§ Task details
Find the line containing "Output the text content of this document.". Retype it and every line after it through the end of the entries, exactly as written, with nothing added.

§ Records for this exercise
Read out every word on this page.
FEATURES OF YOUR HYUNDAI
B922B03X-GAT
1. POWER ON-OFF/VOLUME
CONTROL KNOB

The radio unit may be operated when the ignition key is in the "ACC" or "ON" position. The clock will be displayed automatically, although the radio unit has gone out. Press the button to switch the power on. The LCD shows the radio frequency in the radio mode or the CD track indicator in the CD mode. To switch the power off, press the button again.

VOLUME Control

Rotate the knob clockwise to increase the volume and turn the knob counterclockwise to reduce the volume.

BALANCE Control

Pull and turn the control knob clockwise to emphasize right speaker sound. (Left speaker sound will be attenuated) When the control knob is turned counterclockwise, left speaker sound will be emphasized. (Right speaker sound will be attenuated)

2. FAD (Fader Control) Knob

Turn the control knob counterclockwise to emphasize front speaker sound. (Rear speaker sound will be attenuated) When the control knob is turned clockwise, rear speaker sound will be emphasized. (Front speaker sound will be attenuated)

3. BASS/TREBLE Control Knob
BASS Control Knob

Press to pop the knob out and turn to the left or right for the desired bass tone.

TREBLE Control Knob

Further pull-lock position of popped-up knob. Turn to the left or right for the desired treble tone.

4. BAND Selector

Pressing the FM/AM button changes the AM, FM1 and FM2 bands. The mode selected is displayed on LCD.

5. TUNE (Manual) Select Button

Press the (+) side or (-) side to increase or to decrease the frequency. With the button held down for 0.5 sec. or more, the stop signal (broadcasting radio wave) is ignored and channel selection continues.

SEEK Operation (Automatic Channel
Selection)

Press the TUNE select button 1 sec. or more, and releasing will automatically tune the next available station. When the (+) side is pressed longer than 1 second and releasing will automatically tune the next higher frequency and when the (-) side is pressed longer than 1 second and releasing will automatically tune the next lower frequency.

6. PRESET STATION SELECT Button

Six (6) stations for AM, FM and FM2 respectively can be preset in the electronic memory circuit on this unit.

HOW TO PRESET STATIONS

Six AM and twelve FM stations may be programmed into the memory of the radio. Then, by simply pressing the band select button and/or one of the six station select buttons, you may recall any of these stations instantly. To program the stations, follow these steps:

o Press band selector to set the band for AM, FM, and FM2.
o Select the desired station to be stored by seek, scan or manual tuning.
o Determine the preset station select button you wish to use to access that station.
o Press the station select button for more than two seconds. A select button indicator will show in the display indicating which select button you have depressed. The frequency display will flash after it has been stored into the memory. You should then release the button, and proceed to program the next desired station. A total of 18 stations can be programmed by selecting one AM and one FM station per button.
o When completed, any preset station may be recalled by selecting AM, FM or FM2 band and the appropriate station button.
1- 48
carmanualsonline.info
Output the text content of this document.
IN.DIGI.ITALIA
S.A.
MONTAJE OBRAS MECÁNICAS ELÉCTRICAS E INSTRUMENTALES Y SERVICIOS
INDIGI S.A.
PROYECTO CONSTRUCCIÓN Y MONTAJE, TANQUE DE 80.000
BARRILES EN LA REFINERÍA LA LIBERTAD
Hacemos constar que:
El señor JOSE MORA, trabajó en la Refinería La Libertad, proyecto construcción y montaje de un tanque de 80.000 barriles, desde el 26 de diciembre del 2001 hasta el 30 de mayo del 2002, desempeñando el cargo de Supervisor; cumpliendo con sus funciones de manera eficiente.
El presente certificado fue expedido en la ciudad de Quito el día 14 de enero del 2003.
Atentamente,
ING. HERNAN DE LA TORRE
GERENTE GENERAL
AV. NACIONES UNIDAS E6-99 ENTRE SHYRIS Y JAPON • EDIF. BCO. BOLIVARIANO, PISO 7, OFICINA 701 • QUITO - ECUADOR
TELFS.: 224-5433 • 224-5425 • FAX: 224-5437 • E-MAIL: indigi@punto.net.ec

§ Task output
Output the text content of this document.
IN.DIGI.ITALIA
S.A.
MONTAJE OBRAS MECÁNICAS ELÉCTRICAS E INSTRUMENTALES Y SERVICIOS
INDIGI S.A.
PROYECTO CONSTRUCCIÓN Y MONTAJE, TANQUE DE 80.000
BARRILES EN LA REFINERÍA LA LIBERTAD
Hacemos constar que:
El señor JOSE MORA, trabajó en la Refinería La Libertad, proyecto construcción y montaje de un tanque de 80.000 barriles, desde el 26 de diciembre del 2001 hasta el 30 de mayo del 2002, desempeñando el cargo de Supervisor; cumpliendo con sus funciones de manera eficiente.
El presente certificado fue expedido en la ciudad de Quito el día 14 de enero del 2003.
Atentamente,
ING. HERNAN DE LA TORRE
GERENTE GENERAL
AV. NACIONES UNIDAS E6-99 ENTRE SHYRIS Y JAPON • EDIF. BCO. BOLIVARIANO, PISO 7, OFICINA 701 • QUITO - ECUADOR
TELFS.: 224-5433 • 224-5425 • FAX: 224-5437 • E-MAIL: indigi@punto.net.ec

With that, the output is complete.